Write out the whole listing word for word.
++++ EXERCISE MATERIALS
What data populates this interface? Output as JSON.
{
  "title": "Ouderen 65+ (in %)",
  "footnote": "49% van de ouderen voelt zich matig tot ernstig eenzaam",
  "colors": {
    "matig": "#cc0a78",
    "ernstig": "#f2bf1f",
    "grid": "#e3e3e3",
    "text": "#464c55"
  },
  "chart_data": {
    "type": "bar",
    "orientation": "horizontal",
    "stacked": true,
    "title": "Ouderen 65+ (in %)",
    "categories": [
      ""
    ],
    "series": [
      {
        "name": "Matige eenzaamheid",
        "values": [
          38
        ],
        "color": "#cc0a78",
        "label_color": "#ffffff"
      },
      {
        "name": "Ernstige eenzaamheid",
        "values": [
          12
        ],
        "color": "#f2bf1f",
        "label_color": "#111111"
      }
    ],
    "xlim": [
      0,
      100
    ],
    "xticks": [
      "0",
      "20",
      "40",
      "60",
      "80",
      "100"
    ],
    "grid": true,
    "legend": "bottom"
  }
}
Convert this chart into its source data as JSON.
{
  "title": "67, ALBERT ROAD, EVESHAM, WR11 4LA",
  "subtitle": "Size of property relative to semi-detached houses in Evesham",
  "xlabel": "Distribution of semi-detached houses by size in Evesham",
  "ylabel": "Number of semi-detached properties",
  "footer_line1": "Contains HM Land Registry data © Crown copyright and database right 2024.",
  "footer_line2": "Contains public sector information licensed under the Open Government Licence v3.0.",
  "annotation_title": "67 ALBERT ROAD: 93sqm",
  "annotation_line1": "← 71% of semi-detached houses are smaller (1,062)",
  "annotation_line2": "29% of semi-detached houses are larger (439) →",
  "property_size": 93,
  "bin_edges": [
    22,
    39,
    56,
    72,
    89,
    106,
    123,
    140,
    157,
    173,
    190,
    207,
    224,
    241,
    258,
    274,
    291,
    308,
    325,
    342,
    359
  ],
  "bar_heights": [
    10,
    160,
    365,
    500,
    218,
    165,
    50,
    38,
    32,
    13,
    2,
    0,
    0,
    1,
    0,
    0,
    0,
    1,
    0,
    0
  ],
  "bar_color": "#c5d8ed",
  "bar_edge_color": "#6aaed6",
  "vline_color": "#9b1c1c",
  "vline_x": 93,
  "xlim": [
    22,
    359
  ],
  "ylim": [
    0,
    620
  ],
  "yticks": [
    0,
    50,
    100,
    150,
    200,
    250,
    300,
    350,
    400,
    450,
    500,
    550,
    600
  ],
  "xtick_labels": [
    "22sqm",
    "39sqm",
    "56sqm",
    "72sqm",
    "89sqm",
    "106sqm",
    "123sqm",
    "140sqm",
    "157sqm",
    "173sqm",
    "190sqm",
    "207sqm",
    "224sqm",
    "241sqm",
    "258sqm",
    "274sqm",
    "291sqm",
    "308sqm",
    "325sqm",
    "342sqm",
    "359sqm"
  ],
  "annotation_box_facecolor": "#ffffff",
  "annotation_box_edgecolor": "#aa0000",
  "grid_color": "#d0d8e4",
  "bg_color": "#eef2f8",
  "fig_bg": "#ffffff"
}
++++++++
### TASK OUTPUT
What data populates this interface? Output as JSON.
{
  "title": "Ouderen 65+ (in %)",
  "footnote": "49% van de ouderen voelt zich matig tot ernstig eenzaam",
  "colors": {
    "matig": "#cc0a78",
    "ernstig": "#f2bf1f",
    "grid": "#e3e3e3",
    "text": "#464c55"
  },
  "chart_data": {
    "type": "bar",
    "orientation": "horizontal",
    "stacked": true,
    "title": "Ouderen 65+ (in %)",
    "categories": [
      ""
    ],
    "series": [
      {
        "name": "Matige eenzaamheid",
        "values": [
          38
        ],
        "color": "#cc0a78",
        "label_color": "#ffffff"
      },
      {
        "name": "Ernstige eenzaamheid",
        "values": [
          12
        ],
        "color": "#f2bf1f",
        "label_color": "#111111"
      }
    ],
    "xlim": [
      0,
      100
    ],
    "xticks": [
      "0",
      "20",
      "40",
      "60",
      "80",
      "100"
    ],
    "grid": true,
    "legend": "bottom"
  }
}
Convert this chart into its source data as JSON.
{
  "title": "67, ALBERT ROAD, EVESHAM, WR11 4LA",
  "subtitle": "Size of property relative to semi-detached houses in Evesham",
  "xlabel": "Distribution of semi-detached houses by size in Evesham",
  "ylabel": "Number of semi-detached properties",
  "footer_line1": "Contains HM Land Registry data © Crown copyright and database right 2024.",
  "footer_line2": "Contains public sector information licensed under the Open Government Licence v3.0.",
  "annotation_title": "67 ALBERT ROAD: 93sqm",
  "annotation_line1": "← 71% of semi-detached houses are smaller (1,062)",
  "annotation_line2": "29% of semi-detached houses are larger (439) →",
  "property_size": 93,
  "bin_edges": [
    22,
    39,
    56,
    72,
    89,
    106,
    123,
    140,
    157,
    173,
    190,
    207,
    224,
    241,
    258,
    274,
    291,
    308,
    325,
    342,
    359
  ],
  "bar_heights": [
    10,
    160,
    365,
    500,
    218,
    165,
    50,
    38,
    32,
    13,
    2,
    0,
    0,
    1,
    0,
    0,
    0,
    1,
    0,
    0
  ],
  "bar_color": "#c5d8ed",
  "bar_edge_color": "#6aaed6",
  "vline_color": "#9b1c1c",
  "vline_x": 93,
  "xlim": [
    22,
    359
  ],
  "ylim": [
    0,
    620
  ],
  "yticks": [
    0,
    50,
    100,
    150,
    200,
    250,
    300,
    350,
    400,
    450,
    500,
    550,
    600
  ],
  "xtick_labels": [
    "22sqm",
    "39sqm",
    "56sqm",
    "72sqm",
    "89sqm",
    "106sqm",
    "123sqm",
    "140sqm",
    "157sqm",
    "173sqm",
    "190sqm",
    "207sqm",
    "224sqm",
    "241sqm",
    "258sqm",
    "274sqm",
    "291sqm",
    "308sqm",
    "325sqm",
    "342sqm",
    "359sqm"
  ],
  "annotation_box_facecolor": "#ffffff",
  "annotation_box_edgecolor": "#aa0000",
  "grid_color": "#d0d8e4",
  "bg_color": "#eef2f8",
  "fig_bg": "#ffffff"
}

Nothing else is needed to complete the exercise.